─── Provided entries ───

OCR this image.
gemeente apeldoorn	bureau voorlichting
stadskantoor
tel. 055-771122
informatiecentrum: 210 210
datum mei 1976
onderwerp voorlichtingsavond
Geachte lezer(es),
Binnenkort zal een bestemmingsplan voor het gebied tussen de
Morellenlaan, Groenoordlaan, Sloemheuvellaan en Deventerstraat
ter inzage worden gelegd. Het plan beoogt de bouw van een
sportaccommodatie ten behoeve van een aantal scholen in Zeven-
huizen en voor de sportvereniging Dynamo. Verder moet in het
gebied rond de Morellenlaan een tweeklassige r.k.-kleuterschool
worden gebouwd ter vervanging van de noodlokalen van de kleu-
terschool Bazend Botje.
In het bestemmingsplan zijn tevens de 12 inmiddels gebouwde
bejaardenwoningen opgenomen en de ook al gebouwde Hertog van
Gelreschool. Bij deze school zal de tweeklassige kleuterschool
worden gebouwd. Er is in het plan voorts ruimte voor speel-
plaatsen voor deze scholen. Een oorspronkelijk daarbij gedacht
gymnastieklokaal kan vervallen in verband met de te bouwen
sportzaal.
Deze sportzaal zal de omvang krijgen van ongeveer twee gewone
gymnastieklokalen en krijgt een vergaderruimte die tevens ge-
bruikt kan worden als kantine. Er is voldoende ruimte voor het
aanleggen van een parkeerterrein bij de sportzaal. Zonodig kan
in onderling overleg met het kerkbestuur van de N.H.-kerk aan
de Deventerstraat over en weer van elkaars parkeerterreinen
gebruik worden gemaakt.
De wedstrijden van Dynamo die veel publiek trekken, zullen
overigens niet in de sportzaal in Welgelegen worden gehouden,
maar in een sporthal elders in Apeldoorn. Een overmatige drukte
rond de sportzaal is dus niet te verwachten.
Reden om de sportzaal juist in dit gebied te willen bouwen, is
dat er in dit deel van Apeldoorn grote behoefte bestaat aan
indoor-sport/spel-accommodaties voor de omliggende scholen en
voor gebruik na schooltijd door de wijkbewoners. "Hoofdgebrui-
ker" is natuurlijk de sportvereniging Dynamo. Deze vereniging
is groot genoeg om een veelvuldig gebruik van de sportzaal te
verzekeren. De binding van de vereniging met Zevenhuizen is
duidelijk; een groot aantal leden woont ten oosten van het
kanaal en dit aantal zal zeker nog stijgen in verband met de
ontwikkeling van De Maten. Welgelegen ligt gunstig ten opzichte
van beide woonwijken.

───

* What to produce *
All the lines above need to be retyped exactly, with nothing left out.

* Output for this exercise *
OCR this image.
gemeente apeldoorn	bureau voorlichting
stadskantoor
tel. 055-771122
informatiecentrum: 210 210
datum mei 1976
onderwerp voorlichtingsavond
Geachte lezer(es),
Binnenkort zal een bestemmingsplan voor het gebied tussen de
Morellenlaan, Groenoordlaan, Sloemheuvellaan en Deventerstraat
ter inzage worden gelegd. Het plan beoogt de bouw van een
sportaccommodatie ten behoeve van een aantal scholen in Zeven-
huizen en voor de sportvereniging Dynamo. Verder moet in het
gebied rond de Morellenlaan een tweeklassige r.k.-kleuterschool
worden gebouwd ter vervanging van de noodlokalen van de kleu-
terschool Bazend Botje.
In het bestemmingsplan zijn tevens de 12 inmiddels gebouwde
bejaardenwoningen opgenomen en de ook al gebouwde Hertog van
Gelreschool. Bij deze school zal de tweeklassige kleuterschool
worden gebouwd. Er is in het plan voorts ruimte voor speel-
plaatsen voor deze scholen. Een oorspronkelijk daarbij gedacht
gymnastieklokaal kan vervallen in verband met de te bouwen
sportzaal.
Deze sportzaal zal de omvang krijgen van ongeveer twee gewone
gymnastieklokalen en krijgt een vergaderruimte die tevens ge-
bruikt kan worden als kantine. Er is voldoende ruimte voor het
aanleggen van een parkeerterrein bij de sportzaal. Zonodig kan
in onderling overleg met het kerkbestuur van de N.H.-kerk aan
de Deventerstraat over en weer van elkaars parkeerterreinen
gebruik worden gemaakt.
De wedstrijden van Dynamo die veel publiek trekken, zullen
overigens niet in de sportzaal in Welgelegen worden gehouden,
maar in een sporthal elders in Apeldoorn. Een overmatige drukte
rond de sportzaal is dus niet te verwachten.
Reden om de sportzaal juist in dit gebied te willen bouwen, is
dat er in dit deel van Apeldoorn grote behoefte bestaat aan
indoor-sport/spel-accommodaties voor de omliggende scholen en
voor gebruik na schooltijd door de wijkbewoners. "Hoofdgebrui-
ker" is natuurlijk de sportvereniging Dynamo. Deze vereniging
is groot genoeg om een veelvuldig gebruik van de sportzaal te
verzekeren. De binding van de vereniging met Zevenhuizen is
duidelijk; een groot aantal leden woont ten oosten van het
kanaal en dit aantal zal zeker nog stijgen in verband met de
ontwikkeling van De Maten. Welgelegen ligt gunstig ten opzichte
van beide woonwijken.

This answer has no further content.